**Problem description:** Your task is to repeat all of the material exactly.
#####
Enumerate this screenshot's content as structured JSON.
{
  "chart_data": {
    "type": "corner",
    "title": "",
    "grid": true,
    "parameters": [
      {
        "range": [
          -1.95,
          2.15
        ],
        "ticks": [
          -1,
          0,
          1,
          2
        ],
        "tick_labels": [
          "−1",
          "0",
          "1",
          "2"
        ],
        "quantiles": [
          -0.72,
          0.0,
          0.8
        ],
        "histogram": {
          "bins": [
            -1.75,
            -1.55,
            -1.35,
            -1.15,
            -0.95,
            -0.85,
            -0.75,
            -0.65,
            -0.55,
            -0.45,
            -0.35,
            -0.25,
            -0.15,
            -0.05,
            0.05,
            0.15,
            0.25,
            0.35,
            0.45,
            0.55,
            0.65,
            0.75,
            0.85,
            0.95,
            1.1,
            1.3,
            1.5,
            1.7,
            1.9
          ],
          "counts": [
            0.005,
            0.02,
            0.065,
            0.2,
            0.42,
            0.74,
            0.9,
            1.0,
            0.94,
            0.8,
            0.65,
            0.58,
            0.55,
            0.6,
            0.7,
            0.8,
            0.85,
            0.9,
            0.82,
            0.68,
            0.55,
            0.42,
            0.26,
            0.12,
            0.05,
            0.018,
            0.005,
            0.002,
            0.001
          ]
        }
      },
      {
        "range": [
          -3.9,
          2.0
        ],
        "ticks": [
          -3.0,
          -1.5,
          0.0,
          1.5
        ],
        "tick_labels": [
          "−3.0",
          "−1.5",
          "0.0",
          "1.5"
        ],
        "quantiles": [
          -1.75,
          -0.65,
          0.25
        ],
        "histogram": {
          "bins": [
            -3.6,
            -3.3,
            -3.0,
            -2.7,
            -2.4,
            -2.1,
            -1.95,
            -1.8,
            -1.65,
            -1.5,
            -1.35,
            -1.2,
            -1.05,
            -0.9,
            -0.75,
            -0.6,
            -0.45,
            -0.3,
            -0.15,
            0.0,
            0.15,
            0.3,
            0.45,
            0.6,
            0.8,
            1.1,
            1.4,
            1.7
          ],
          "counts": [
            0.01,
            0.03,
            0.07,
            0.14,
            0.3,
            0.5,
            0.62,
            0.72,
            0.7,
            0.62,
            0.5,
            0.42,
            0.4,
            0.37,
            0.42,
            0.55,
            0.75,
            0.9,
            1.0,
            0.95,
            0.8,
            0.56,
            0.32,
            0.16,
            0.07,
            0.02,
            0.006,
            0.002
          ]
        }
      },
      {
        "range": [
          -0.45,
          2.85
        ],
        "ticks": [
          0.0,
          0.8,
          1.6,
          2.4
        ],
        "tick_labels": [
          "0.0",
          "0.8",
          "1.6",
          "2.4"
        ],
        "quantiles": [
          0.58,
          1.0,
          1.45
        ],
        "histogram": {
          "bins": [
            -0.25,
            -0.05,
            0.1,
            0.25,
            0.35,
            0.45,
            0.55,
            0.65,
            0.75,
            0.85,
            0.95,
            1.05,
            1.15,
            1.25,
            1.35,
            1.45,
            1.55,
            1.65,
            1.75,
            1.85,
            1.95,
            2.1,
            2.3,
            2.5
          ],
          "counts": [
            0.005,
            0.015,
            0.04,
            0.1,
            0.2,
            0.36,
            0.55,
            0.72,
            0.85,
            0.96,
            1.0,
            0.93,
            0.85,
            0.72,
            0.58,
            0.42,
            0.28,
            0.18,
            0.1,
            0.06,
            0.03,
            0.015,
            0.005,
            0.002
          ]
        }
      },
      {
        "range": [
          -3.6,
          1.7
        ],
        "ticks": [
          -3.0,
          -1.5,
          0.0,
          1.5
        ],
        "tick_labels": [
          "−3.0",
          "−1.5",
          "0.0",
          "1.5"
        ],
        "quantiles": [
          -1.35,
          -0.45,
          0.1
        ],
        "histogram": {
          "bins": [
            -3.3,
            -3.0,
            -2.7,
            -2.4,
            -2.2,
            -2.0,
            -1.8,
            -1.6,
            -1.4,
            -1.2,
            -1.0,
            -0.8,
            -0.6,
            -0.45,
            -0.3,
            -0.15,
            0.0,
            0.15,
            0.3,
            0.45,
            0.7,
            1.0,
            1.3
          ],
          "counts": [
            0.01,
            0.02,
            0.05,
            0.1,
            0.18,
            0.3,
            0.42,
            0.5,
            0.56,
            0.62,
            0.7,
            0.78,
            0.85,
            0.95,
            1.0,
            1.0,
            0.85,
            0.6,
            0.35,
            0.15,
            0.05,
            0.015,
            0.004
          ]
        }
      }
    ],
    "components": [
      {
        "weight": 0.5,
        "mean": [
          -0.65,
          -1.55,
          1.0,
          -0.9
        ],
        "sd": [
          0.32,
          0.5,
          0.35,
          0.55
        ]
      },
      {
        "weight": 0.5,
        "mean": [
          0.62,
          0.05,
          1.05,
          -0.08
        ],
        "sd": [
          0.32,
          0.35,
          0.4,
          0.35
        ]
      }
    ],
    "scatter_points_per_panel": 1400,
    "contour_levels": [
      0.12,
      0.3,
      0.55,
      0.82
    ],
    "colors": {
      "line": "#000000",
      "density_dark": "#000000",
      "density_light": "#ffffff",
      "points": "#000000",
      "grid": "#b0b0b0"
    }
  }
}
#####
**Exercise answer:**
Enumerate this screenshot's content as structured JSON.
{
  "chart_data": {
    "type": "corner",
    "title": "",
    "grid": true,
    "parameters": [
      {
        "range": [
          -1.95,
          2.15
        ],
        "ticks": [
          -1,
          0,
          1,
          2
        ],
        "tick_labels": [
          "−1",
          "0",
          "1",
          "2"
        ],
        "quantiles": [
          -0.72,
          0.0,
          0.8
        ],
        "histogram": {
          "bins": [
            -1.75,
            -1.55,
            -1.35,
            -1.15,
            -0.95,
            -0.85,
            -0.75,
            -0.65,
            -0.55,
            -0.45,
            -0.35,
            -0.25,
            -0.15,
            -0.05,
            0.05,
            0.15,
            0.25,
            0.35,
            0.45,
            0.55,
            0.65,
            0.75,
            0.85,
            0.95,
            1.1,
            1.3,
            1.5,
            1.7,
            1.9
          ],
          "counts": [
            0.005,
            0.02,
            0.065,
            0.2,
            0.42,
            0.74,
            0.9,
            1.0,
            0.94,
            0.8,
            0.65,
            0.58,
            0.55,
            0.6,
            0.7,
            0.8,
            0.85,
            0.9,
            0.82,
            0.68,
            0.55,
            0.42,
            0.26,
            0.12,
            0.05,
            0.018,
            0.005,
            0.002,
            0.001
          ]
        }
      },
      {
        "range": [
          -3.9,
          2.0
        ],
        "ticks": [
          -3.0,
          -1.5,
          0.0,
          1.5
        ],
        "tick_labels": [
          "−3.0",
          "−1.5",
          "0.0",
          "1.5"
        ],
        "quantiles": [
          -1.75,
          -0.65,
          0.25
        ],
        "histogram": {
          "bins": [
            -3.6,
            -3.3,
            -3.0,
            -2.7,
            -2.4,
            -2.1,
            -1.95,
            -1.8,
            -1.65,
            -1.5,
            -1.35,
            -1.2,
            -1.05,
            -0.9,
            -0.75,
            -0.6,
            -0.45,
            -0.3,
            -0.15,
            0.0,
            0.15,
            0.3,
            0.45,
            0.6,
            0.8,
            1.1,
            1.4,
            1.7
          ],
          "counts": [
            0.01,
            0.03,
            0.07,
            0.14,
            0.3,
            0.5,
            0.62,
            0.72,
            0.7,
            0.62,
            0.5,
            0.42,
            0.4,
            0.37,
            0.42,
            0.55,
            0.75,
            0.9,
            1.0,
            0.95,
            0.8,
            0.56,
            0.32,
            0.16,
            0.07,
            0.02,
            0.006,
            0.002
          ]
        }
      },
      {
        "range": [
          -0.45,
          2.85
        ],
        "ticks": [
          0.0,
          0.8,
          1.6,
          2.4
        ],
        "tick_labels": [
          "0.0",
          "0.8",
          "1.6",
          "2.4"
        ],
        "quantiles": [
          0.58,
          1.0,
          1.45
        ],
        "histogram": {
          "bins": [
            -0.25,
            -0.05,
            0.1,
            0.25,
            0.35,
            0.45,
            0.55,
            0.65,
            0.75,
            0.85,
            0.95,
            1.05,
            1.15,
            1.25,
            1.35,
            1.45,
            1.55,
            1.65,
            1.75,
            1.85,
            1.95,
            2.1,
            2.3,
            2.5
          ],
          "counts": [
            0.005,
            0.015,
            0.04,
            0.1,
            0.2,
            0.36,
            0.55,
            0.72,
            0.85,
            0.96,
            1.0,
            0.93,
            0.85,
            0.72,
            0.58,
            0.42,
            0.28,
            0.18,
            0.1,
            0.06,
            0.03,
            0.015,
            0.005,
            0.002
          ]
        }
      },
      {
        "range": [
          -3.6,
          1.7
        ],
        "ticks": [
          -3.0,
          -1.5,
          0.0,
          1.5
        ],
        "tick_labels": [
          "−3.0",
          "−1.5",
          "0.0",
          "1.5"
        ],
        "quantiles": [
          -1.35,
          -0.45,
          0.1
        ],
        "histogram": {
          "bins": [
            -3.3,
            -3.0,
            -2.7,
            -2.4,
            -2.2,
            -2.0,
            -1.8,
            -1.6,
            -1.4,
            -1.2,
            -1.0,
            -0.8,
            -0.6,
            -0.45,
            -0.3,
            -0.15,
            0.0,
            0.15,
            0.3,
            0.45,
            0.7,
            1.0,
            1.3
          ],
          "counts": [
            0.01,
            0.02,
            0.05,
            0.1,
            0.18,
            0.3,
            0.42,
            0.5,
            0.56,
            0.62,
            0.7,
            0.78,
            0.85,
            0.95,
            1.0,
            1.0,
            0.85,
            0.6,
            0.35,
            0.15,
            0.05,
            0.015,
            0.004
          ]
        }
      }
    ],
    "components": [
      {
        "weight": 0.5,
        "mean": [
          -0.65,
          -1.55,
          1.0,
          -0.9
        ],
        "sd": [
          0.32,
          0.5,
          0.35,
          0.55
        ]
      },
      {
        "weight": 0.5,
        "mean": [
          0.62,
          0.05,
          1.05,
          -0.08
        ],
        "sd": [
          0.32,
          0.35,
          0.4,
          0.35
        ]
      }
    ],
    "scatter_points_per_panel": 1400,
    "contour_levels": [
      0.12,
      0.3,
      0.55,
      0.82
    ],
    "colors": {
      "line": "#000000",
      "density_dark": "#000000",
      "density_light": "#ffffff",
      "points": "#000000",
      "grid": "#b0b0b0"
    }
  }
}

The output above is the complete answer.